## START DATA SECTION

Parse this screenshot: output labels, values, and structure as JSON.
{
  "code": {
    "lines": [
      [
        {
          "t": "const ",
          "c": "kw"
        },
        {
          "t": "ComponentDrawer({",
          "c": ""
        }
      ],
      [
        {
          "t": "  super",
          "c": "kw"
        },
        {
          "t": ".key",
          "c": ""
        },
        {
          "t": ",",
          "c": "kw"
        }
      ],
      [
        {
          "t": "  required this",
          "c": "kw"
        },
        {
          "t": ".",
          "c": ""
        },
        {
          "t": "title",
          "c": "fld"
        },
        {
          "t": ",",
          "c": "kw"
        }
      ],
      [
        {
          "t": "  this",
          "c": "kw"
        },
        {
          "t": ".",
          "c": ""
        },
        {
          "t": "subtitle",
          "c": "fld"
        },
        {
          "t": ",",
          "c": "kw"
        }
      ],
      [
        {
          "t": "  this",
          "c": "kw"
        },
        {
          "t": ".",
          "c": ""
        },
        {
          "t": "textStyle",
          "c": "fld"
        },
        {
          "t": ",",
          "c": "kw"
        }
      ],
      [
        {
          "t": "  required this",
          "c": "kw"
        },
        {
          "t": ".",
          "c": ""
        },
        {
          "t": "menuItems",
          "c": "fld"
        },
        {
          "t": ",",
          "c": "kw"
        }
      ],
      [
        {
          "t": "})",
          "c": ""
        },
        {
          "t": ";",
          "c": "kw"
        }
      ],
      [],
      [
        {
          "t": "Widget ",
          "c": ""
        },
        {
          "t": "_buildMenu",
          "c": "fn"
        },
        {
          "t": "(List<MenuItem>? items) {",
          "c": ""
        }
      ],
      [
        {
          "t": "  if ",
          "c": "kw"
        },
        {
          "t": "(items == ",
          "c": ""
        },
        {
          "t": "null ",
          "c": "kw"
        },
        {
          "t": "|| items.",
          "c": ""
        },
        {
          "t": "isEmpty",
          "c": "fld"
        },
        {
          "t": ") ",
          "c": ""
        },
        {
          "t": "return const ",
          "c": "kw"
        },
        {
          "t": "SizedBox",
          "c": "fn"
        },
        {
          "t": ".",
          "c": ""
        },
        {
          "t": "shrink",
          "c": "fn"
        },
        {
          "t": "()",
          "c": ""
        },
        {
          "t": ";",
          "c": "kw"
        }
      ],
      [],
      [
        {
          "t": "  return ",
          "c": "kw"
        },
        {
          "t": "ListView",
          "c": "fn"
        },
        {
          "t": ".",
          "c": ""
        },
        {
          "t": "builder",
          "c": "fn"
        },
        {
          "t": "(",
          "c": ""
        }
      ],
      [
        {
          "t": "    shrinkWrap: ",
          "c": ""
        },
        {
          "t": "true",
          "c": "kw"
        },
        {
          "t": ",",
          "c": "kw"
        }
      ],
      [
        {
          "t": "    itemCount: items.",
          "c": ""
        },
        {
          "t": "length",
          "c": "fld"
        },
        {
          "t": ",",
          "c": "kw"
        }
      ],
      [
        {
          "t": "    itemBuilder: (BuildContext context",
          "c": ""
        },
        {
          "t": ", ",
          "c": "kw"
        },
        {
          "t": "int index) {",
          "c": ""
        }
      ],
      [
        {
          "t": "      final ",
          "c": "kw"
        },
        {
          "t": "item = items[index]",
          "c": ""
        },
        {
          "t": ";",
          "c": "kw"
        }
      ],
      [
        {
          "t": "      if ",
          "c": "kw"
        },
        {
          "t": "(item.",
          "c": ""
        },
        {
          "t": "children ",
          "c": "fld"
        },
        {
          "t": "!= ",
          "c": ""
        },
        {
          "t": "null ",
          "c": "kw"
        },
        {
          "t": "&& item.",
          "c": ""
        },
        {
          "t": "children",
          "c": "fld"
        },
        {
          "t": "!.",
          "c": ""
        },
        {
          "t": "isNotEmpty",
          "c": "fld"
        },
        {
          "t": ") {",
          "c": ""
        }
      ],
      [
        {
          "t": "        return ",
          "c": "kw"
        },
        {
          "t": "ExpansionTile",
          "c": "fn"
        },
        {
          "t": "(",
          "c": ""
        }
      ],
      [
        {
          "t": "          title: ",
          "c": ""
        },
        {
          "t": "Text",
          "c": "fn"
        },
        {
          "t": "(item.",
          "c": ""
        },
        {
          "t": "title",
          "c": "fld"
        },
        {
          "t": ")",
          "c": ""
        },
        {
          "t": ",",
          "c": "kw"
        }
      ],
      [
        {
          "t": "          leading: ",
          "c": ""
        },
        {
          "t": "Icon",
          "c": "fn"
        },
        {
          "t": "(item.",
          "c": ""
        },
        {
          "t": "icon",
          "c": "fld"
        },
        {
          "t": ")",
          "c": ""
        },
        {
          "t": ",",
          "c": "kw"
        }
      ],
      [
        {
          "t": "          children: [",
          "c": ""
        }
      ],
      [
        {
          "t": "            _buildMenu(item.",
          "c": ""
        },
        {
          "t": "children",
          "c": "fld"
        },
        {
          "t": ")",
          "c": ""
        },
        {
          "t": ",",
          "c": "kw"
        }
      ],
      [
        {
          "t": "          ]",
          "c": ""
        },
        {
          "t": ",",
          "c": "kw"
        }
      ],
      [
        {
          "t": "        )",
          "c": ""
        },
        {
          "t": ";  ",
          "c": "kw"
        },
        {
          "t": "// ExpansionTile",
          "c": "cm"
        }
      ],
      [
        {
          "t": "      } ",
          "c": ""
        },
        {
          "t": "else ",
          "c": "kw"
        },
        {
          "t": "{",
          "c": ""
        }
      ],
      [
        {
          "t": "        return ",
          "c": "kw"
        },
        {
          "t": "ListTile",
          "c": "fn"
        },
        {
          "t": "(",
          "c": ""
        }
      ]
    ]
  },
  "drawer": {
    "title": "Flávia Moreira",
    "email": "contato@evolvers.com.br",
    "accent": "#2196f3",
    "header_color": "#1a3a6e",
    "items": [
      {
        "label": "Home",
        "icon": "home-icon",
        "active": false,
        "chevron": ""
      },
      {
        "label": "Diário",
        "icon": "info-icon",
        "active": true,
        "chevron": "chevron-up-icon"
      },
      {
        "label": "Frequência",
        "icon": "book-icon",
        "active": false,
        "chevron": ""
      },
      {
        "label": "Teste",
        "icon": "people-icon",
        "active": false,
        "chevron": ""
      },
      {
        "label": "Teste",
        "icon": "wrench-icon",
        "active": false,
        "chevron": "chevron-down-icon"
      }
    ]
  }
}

## END DATA SECTION

# WHAT IS ASKED
From the entries above, extract every line where the word "children" appears.

# THE ANSWER
          "t": "children ",
          "t": "children",
          "t": "          children: [",
          "t": "children",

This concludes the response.